====== INFORMATION SHOWN ======
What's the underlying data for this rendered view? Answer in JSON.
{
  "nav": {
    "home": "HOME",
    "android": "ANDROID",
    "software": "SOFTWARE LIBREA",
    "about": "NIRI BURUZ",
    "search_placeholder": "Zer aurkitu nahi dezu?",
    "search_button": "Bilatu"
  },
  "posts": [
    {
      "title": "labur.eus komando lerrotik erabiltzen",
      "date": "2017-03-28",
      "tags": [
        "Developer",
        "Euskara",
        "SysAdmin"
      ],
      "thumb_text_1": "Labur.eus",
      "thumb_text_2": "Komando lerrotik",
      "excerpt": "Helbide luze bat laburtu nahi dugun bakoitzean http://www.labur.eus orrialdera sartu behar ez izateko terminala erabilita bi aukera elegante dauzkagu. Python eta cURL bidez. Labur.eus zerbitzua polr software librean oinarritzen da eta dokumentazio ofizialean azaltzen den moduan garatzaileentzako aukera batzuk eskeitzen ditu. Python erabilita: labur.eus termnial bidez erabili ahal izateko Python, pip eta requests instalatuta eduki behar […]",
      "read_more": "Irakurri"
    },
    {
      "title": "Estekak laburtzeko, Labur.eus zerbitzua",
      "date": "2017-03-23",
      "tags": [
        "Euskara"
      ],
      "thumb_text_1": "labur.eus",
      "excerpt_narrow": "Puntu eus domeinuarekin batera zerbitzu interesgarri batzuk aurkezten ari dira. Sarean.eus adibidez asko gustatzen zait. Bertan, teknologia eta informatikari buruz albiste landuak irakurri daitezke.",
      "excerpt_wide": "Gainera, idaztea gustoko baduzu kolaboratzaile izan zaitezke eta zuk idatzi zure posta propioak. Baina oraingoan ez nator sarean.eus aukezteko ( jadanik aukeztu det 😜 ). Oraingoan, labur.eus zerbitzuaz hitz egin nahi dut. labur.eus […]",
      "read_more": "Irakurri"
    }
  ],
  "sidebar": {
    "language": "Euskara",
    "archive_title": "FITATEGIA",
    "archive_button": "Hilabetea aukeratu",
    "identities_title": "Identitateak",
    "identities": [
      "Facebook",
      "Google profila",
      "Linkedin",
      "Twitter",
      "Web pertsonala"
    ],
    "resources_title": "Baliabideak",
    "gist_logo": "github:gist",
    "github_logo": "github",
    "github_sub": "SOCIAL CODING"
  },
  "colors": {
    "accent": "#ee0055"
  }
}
======
#### TASK OBJECTIVE
Pull every line containing the word "batzuk" out of the material and copy it.

#### FULL SOLUTION
      "excerpt": "Helbide luze bat laburtu nahi dugun bakoitzean http://www.labur.eus orrialdera sartu behar ez izateko terminala erabilita bi aukera elegante dauzkagu. Python eta cURL bidez. Labur.eus zerbitzua polr software librean oinarritzen da eta dokumentazio ofizialean azaltzen den moduan garatzaileentzako aukera batzuk eskeitzen ditu. Python erabilita: labur.eus termnial bidez erabili ahal izateko Python, pip eta requests instalatuta eduki behar […]",
      "excerpt_narrow": "Puntu eus domeinuarekin batera zerbitzu interesgarri batzuk aurkezten ari dira. Sarean.eus adibidez asko gustatzen zait. Bertan, teknologia eta informatikari buruz albiste landuak irakurri daitezke.",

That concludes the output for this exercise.